* _Aim of the exercise_:
Your copy of the material below should match it exactly, except that it holds no pictures.

··· Exercise data

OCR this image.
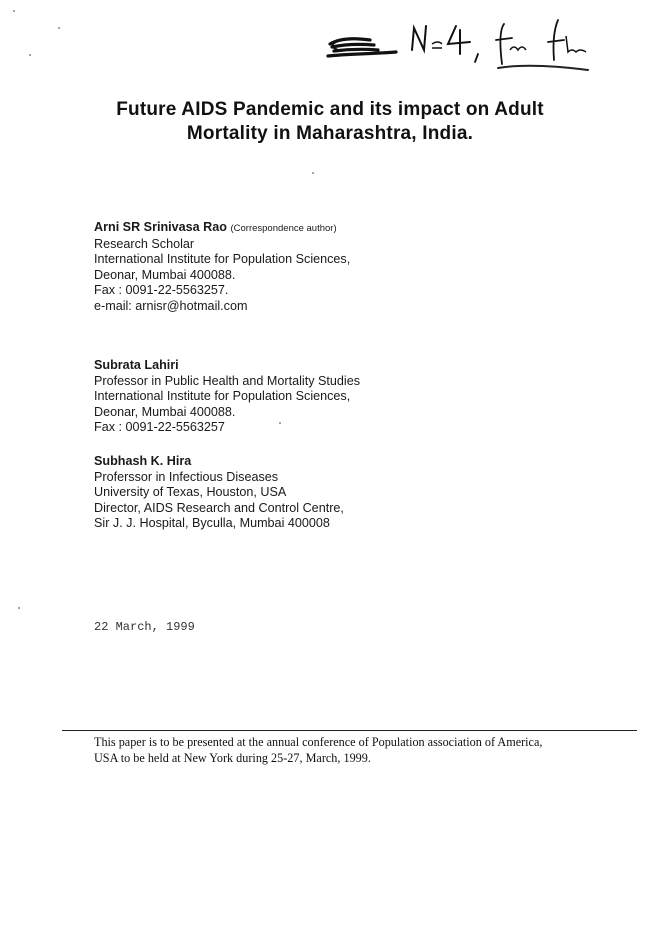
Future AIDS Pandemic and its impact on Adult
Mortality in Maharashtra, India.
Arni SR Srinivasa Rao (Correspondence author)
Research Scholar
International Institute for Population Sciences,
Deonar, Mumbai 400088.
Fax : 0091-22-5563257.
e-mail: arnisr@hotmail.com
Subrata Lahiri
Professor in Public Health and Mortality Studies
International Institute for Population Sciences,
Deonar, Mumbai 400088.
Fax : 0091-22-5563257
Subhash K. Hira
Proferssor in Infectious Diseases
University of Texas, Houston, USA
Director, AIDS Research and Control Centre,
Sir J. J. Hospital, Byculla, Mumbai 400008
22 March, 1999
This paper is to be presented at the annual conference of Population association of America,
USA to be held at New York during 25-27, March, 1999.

······

* _The answer_:
OCR this image.
Future AIDS Pandemic and its impact on Adult
Mortality in Maharashtra, India.
Arni SR Srinivasa Rao (Correspondence author)
Research Scholar
International Institute for Population Sciences,
Deonar, Mumbai 400088.
Fax : 0091-22-5563257.
e-mail: arnisr@hotmail.com
Subrata Lahiri
Professor in Public Health and Mortality Studies
International Institute for Population Sciences,
Deonar, Mumbai 400088.
Fax : 0091-22-5563257
Subhash K. Hira
Proferssor in Infectious Diseases
University of Texas, Houston, USA
Director, AIDS Research and Control Centre,
Sir J. J. Hospital, Byculla, Mumbai 400008
22 March, 1999
This paper is to be presented at the annual conference of Population association of America,
USA to be held at New York during 25-27, March, 1999.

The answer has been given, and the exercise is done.